Integrated care has become a key focus of reform in England as a response to a need to deliver further efficiency savings. Sustainability and transformation plans (STPs) and devolution are part of a number of wide range of new initiatives to develop and deliver integrated care. Read the RCN's policy briefing 'Integrated Health and Social Care in England: update', published in April 2015.
Sustainability and transformation plans (STPs)
Sustainability and transformation plans (STPs) were announced in the NHS England 2016/17 Planning Guidance, published in December 2015 as part of the Five Year Forward View. They aim to ‘bring local health and care leaders, organisations and communities together to develop local blueprints for improved health, care and finances over the next five years’. Across England there are 44 STPs, known as footprints. View a list of all STPs on the NHS England website.
Each STP has a named ‘leader’ who is responsible for ensuring the final plans are written in partnership with community input. These plans, rather than being based around institutions, are locality based, reflecting the needs of the community rather than what an institution wants to provide. The STPs are backed by £560 billion of NHS funding, with the first wave of funding being awarded to the most credible and compelling plans.
There are seven STPs in the South East region. You can read the plans by following the links below:
- Bedfordshire, Luton and Milton Keynes
- Buckinghamshire, Oxfordshire and Berkshire West
- Hampshire and the Isle of Wight
- Frimley Health
- Surrey Heartlands
- Sussex and East Surrey
- Kent and Medway
The STPs must provide details about:
How health is going to be radically improved to address the health and wellbeing gap; this will include for example how to prevent the causes of ill health such as diabetes and obesity, how to engage with the population to encourage them to take care of their own health.
How the new models of care will improve quality, what new models are to be rolled out across the locality, how digital health care will be rolled out? By changing the way that care is delivered how the quality of all services will be improved
How the finance and efficiency gap will be closed. How workforce productivity will be increased through initiatives such as e-rostering and what will be done to improve the use of the NHS estate.

- [Problem to work on]: Please return the integrated care text word for word, beginning at the words "Integrated care has" and stopping after "in April 2015.".

- [Record extracts]:
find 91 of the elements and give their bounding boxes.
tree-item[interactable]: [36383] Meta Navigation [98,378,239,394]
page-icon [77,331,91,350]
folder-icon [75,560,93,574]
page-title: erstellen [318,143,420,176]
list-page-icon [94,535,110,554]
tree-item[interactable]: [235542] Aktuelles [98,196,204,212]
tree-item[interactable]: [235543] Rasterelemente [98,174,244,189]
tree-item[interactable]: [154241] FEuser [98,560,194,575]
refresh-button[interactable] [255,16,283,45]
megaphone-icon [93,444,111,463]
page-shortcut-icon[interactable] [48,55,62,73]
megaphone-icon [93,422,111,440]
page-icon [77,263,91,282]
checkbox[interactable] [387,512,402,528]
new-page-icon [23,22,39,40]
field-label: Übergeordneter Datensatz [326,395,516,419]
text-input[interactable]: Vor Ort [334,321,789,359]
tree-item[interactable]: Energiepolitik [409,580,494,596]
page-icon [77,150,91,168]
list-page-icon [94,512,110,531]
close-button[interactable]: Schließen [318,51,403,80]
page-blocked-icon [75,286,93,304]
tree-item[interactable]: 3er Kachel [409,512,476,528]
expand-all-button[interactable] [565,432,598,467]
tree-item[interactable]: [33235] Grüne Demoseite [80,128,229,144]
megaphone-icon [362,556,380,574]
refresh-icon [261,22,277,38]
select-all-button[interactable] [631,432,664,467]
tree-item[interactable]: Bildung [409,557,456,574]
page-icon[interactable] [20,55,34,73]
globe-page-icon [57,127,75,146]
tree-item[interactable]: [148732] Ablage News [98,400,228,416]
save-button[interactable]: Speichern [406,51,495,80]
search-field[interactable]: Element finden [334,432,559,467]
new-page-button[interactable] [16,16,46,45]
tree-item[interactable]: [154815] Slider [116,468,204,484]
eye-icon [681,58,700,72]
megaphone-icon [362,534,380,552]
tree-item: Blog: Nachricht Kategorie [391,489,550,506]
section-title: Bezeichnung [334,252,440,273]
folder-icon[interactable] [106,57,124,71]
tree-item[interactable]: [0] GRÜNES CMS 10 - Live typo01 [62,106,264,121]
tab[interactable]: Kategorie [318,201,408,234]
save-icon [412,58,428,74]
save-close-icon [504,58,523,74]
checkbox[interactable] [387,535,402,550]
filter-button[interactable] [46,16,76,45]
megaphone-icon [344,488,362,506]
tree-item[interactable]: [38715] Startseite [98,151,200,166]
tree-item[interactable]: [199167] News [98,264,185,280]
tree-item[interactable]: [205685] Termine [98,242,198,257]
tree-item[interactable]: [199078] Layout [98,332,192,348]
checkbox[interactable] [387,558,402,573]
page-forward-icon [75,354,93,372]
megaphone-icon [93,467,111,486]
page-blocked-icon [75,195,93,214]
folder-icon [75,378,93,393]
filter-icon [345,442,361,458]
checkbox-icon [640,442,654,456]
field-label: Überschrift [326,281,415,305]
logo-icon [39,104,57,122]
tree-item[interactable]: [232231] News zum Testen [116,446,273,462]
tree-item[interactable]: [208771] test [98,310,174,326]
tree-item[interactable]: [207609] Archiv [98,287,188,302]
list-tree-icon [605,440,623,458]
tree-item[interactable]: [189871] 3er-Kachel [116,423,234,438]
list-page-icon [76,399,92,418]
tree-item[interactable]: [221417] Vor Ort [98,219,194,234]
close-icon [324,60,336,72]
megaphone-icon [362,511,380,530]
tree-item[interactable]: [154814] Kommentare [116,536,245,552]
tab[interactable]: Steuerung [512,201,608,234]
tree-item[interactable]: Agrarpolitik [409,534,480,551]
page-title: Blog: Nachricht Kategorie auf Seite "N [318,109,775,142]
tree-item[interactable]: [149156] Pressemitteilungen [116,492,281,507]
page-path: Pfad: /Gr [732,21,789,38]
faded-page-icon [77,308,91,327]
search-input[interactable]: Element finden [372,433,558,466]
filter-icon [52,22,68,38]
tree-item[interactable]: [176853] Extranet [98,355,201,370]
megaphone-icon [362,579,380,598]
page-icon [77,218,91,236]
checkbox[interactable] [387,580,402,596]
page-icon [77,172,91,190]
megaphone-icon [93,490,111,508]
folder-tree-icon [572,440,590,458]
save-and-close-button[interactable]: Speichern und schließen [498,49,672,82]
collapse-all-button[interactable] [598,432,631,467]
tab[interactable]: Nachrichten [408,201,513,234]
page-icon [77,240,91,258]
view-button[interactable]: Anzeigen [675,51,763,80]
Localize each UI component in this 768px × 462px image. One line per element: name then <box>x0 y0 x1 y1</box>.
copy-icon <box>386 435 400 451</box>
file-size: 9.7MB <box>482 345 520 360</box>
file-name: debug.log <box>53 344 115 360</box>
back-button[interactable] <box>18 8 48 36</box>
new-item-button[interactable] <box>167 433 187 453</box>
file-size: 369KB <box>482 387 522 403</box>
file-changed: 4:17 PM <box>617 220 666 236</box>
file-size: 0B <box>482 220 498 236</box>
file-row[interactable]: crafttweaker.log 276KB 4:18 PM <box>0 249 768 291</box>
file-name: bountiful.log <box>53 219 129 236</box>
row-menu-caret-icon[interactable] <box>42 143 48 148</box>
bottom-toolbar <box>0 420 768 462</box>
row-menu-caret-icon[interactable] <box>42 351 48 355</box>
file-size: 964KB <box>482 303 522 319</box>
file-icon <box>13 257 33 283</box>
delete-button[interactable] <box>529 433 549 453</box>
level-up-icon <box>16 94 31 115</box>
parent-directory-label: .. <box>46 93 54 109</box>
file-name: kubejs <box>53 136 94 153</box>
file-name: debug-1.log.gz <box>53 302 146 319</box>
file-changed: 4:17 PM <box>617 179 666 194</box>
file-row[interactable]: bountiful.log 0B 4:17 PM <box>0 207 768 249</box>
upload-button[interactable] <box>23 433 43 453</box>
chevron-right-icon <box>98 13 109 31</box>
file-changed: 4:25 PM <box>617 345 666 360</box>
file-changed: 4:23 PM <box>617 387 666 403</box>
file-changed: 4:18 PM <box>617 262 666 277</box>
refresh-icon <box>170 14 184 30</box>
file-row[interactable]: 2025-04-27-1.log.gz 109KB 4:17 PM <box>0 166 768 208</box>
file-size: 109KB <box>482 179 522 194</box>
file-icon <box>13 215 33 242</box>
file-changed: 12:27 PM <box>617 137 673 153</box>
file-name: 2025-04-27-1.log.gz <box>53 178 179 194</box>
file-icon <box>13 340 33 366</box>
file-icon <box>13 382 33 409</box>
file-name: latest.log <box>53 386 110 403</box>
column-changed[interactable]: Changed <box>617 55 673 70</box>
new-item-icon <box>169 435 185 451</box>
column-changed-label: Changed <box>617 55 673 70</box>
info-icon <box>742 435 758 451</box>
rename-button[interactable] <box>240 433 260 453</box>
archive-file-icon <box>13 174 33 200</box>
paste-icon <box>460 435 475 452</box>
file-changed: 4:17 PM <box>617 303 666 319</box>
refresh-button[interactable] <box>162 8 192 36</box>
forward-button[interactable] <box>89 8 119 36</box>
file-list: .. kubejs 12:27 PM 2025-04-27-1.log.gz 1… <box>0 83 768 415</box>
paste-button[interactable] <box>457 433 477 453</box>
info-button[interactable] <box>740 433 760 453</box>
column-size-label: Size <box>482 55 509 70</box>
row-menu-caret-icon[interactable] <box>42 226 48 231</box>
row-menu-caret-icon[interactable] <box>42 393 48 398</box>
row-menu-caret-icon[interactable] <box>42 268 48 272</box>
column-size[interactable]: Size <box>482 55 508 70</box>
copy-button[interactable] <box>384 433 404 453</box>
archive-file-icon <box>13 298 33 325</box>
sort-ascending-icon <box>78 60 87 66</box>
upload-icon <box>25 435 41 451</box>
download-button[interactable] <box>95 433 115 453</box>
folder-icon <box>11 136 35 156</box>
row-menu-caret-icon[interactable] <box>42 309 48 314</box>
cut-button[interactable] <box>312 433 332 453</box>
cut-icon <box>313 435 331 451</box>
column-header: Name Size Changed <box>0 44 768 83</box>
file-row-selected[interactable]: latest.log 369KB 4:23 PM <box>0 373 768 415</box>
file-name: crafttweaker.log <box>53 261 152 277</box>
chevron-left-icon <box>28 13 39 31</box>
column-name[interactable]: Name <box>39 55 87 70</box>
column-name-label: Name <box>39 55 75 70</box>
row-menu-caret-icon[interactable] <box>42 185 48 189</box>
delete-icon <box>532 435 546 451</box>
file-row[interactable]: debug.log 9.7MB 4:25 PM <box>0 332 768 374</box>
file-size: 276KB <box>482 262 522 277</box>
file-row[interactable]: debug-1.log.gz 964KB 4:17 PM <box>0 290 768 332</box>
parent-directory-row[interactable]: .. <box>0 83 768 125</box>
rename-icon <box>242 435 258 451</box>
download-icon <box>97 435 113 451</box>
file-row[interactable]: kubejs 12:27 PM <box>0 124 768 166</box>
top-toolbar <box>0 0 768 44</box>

- [Finished exercise]:
Integrated care has become a key focus of reform in England as a response to a need to deliver further efficiency savings. Sustainability and transformation plans (STPs) and devolution are part of a number of wide range of new initiatives to develop and deliver integrated care. Read the RCN's policy briefing 'Integrated Health and Social Care in England: update', published in April 2015.